— What is expected —
Could you reproduce each of the rows below verbatim, keeping every character unchanged?

═══ Material provided ═══

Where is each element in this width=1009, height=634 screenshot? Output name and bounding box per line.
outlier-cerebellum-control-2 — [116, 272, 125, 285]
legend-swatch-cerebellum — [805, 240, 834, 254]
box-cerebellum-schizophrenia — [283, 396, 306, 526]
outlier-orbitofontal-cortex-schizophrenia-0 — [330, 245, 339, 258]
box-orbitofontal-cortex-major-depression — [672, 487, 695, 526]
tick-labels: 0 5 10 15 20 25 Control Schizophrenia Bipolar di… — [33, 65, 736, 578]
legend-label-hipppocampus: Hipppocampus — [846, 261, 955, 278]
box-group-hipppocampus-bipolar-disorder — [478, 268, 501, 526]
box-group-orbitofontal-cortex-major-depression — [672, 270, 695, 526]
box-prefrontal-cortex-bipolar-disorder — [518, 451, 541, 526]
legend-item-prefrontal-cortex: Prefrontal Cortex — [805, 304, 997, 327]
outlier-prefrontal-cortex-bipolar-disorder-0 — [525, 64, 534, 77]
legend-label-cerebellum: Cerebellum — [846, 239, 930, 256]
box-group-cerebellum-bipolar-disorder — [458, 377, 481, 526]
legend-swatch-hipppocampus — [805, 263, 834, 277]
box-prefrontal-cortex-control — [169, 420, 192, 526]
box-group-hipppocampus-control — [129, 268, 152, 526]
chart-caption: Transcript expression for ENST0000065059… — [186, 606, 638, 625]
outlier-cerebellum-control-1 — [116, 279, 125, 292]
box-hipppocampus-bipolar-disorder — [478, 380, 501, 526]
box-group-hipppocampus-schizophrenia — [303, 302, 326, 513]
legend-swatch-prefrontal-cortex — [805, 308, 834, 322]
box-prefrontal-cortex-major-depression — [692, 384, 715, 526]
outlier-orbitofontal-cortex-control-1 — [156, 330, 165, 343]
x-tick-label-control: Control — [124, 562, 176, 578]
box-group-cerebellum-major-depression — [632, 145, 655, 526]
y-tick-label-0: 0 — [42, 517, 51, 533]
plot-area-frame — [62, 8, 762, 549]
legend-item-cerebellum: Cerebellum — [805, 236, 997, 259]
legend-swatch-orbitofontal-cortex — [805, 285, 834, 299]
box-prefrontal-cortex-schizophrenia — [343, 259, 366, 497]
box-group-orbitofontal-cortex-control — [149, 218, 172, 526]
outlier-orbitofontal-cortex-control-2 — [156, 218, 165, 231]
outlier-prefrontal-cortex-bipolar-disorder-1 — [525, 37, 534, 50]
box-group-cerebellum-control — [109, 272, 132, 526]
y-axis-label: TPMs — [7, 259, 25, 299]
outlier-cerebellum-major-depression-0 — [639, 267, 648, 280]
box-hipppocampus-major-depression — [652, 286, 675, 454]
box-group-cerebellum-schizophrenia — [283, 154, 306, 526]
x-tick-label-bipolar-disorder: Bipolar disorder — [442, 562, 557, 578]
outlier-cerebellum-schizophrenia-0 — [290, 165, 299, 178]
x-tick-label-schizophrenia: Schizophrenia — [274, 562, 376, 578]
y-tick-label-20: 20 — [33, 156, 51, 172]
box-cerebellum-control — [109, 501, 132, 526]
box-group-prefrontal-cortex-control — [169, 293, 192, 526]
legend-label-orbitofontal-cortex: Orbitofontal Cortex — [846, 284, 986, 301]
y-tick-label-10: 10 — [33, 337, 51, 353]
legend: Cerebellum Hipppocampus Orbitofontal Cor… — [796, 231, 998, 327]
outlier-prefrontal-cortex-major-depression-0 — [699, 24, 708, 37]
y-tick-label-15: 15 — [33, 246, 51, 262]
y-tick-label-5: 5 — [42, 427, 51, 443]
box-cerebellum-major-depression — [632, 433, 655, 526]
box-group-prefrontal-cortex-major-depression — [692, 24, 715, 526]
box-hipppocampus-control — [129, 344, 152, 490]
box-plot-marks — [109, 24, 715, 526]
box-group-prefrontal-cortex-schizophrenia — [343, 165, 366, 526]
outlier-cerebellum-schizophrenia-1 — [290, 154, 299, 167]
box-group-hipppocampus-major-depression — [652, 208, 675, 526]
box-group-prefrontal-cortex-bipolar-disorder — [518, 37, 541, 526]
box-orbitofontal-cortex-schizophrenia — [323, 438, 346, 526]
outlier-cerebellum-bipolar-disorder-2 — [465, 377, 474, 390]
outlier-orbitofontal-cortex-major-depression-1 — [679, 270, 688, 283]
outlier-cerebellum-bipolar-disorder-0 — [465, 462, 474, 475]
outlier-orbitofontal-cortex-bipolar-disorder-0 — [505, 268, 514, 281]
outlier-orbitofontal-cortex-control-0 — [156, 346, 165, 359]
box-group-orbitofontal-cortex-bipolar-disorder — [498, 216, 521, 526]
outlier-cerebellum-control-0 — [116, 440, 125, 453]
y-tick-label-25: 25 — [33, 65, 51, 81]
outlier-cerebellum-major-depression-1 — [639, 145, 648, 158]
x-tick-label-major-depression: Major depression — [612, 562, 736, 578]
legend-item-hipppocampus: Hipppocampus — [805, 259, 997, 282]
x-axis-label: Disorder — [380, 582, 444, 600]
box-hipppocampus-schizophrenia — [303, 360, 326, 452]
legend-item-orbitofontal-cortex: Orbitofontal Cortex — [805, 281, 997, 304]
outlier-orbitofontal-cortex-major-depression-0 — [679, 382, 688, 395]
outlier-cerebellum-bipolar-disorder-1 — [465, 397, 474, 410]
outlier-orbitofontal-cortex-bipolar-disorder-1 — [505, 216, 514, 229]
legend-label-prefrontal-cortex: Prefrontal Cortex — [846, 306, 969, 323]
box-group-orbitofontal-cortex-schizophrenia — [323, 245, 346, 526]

═══

— Solution for this problem —
Where is each element in this width=1009, height=634 screenshot? Output name and bounding box per line.
outlier-cerebellum-control-2 — [116, 272, 125, 285]
legend-swatch-cerebellum — [805, 240, 834, 254]
box-cerebellum-schizophrenia — [283, 396, 306, 526]
outlier-orbitofontal-cortex-schizophrenia-0 — [330, 245, 339, 258]
box-orbitofontal-cortex-major-depression — [672, 487, 695, 526]
tick-labels: 0 5 10 15 20 25 Control Schizophrenia Bipolar di… — [33, 65, 736, 578]
legend-label-hipppocampus: Hipppocampus — [846, 261, 955, 278]
box-group-hipppocampus-bipolar-disorder — [478, 268, 501, 526]
box-group-orbitofontal-cortex-major-depression — [672, 270, 695, 526]
box-prefrontal-cortex-bipolar-disorder — [518, 451, 541, 526]
legend-item-prefrontal-cortex: Prefrontal Cortex — [805, 304, 997, 327]
outlier-prefrontal-cortex-bipolar-disorder-0 — [525, 64, 534, 77]
legend-label-cerebellum: Cerebellum — [846, 239, 930, 256]
box-group-cerebellum-bipolar-disorder — [458, 377, 481, 526]
legend-swatch-hipppocampus — [805, 263, 834, 277]
box-prefrontal-cortex-control — [169, 420, 192, 526]
box-group-hipppocampus-control — [129, 268, 152, 526]
chart-caption: Transcript expression for ENST0000065059… — [186, 606, 638, 625]
outlier-cerebellum-control-1 — [116, 279, 125, 292]
box-hipppocampus-bipolar-disorder — [478, 380, 501, 526]
box-group-hipppocampus-schizophrenia — [303, 302, 326, 513]
legend-swatch-prefrontal-cortex — [805, 308, 834, 322]
box-prefrontal-cortex-major-depression — [692, 384, 715, 526]
outlier-orbitofontal-cortex-control-1 — [156, 330, 165, 343]
x-tick-label-control: Control — [124, 562, 176, 578]
box-group-cerebellum-major-depression — [632, 145, 655, 526]
y-tick-label-0: 0 — [42, 517, 51, 533]
plot-area-frame — [62, 8, 762, 549]
legend-item-cerebellum: Cerebellum — [805, 236, 997, 259]
legend-swatch-orbitofontal-cortex — [805, 285, 834, 299]
box-prefrontal-cortex-schizophrenia — [343, 259, 366, 497]
box-group-orbitofontal-cortex-control — [149, 218, 172, 526]
outlier-orbitofontal-cortex-control-2 — [156, 218, 165, 231]
outlier-prefrontal-cortex-bipolar-disorder-1 — [525, 37, 534, 50]
box-group-cerebellum-control — [109, 272, 132, 526]
y-axis-label: TPMs — [7, 259, 25, 299]
outlier-cerebellum-major-depression-0 — [639, 267, 648, 280]
box-hipppocampus-major-depression — [652, 286, 675, 454]
box-group-cerebellum-schizophrenia — [283, 154, 306, 526]
x-tick-label-bipolar-disorder: Bipolar disorder — [442, 562, 557, 578]
outlier-cerebellum-schizophrenia-0 — [290, 165, 299, 178]
x-tick-label-schizophrenia: Schizophrenia — [274, 562, 376, 578]
y-tick-label-20: 20 — [33, 156, 51, 172]
box-cerebellum-control — [109, 501, 132, 526]
box-group-prefrontal-cortex-control — [169, 293, 192, 526]
legend-label-orbitofontal-cortex: Orbitofontal Cortex — [846, 284, 986, 301]
y-tick-label-10: 10 — [33, 337, 51, 353]
legend: Cerebellum Hipppocampus Orbitofontal Cor… — [796, 231, 998, 327]
outlier-prefrontal-cortex-major-depression-0 — [699, 24, 708, 37]
y-tick-label-15: 15 — [33, 246, 51, 262]
y-tick-label-5: 5 — [42, 427, 51, 443]
box-cerebellum-major-depression — [632, 433, 655, 526]
box-group-prefrontal-cortex-major-depression — [692, 24, 715, 526]
box-hipppocampus-control — [129, 344, 152, 490]
box-plot-marks — [109, 24, 715, 526]
box-group-prefrontal-cortex-schizophrenia — [343, 165, 366, 526]
outlier-cerebellum-schizophrenia-1 — [290, 154, 299, 167]
box-group-hipppocampus-major-depression — [652, 208, 675, 526]
box-group-prefrontal-cortex-bipolar-disorder — [518, 37, 541, 526]
box-orbitofontal-cortex-schizophrenia — [323, 438, 346, 526]
outlier-cerebellum-bipolar-disorder-2 — [465, 377, 474, 390]
outlier-orbitofontal-cortex-major-depression-1 — [679, 270, 688, 283]
outlier-cerebellum-bipolar-disorder-0 — [465, 462, 474, 475]
outlier-orbitofontal-cortex-bipolar-disorder-0 — [505, 268, 514, 281]
outlier-orbitofontal-cortex-control-0 — [156, 346, 165, 359]
box-group-orbitofontal-cortex-bipolar-disorder — [498, 216, 521, 526]
outlier-cerebellum-control-0 — [116, 440, 125, 453]
y-tick-label-25: 25 — [33, 65, 51, 81]
outlier-cerebellum-major-depression-1 — [639, 145, 648, 158]
x-tick-label-major-depression: Major depression — [612, 562, 736, 578]
legend-item-hipppocampus: Hipppocampus — [805, 259, 997, 282]
x-axis-label: Disorder — [380, 582, 444, 600]
box-hipppocampus-schizophrenia — [303, 360, 326, 452]
legend-item-orbitofontal-cortex: Orbitofontal Cortex — [805, 281, 997, 304]
outlier-orbitofontal-cortex-major-depression-0 — [679, 382, 688, 395]
outlier-cerebellum-bipolar-disorder-1 — [465, 397, 474, 410]
outlier-orbitofontal-cortex-bipolar-disorder-1 — [505, 216, 514, 229]
legend-label-prefrontal-cortex: Prefrontal Cortex — [846, 306, 969, 323]
box-group-orbitofontal-cortex-schizophrenia — [323, 245, 346, 526]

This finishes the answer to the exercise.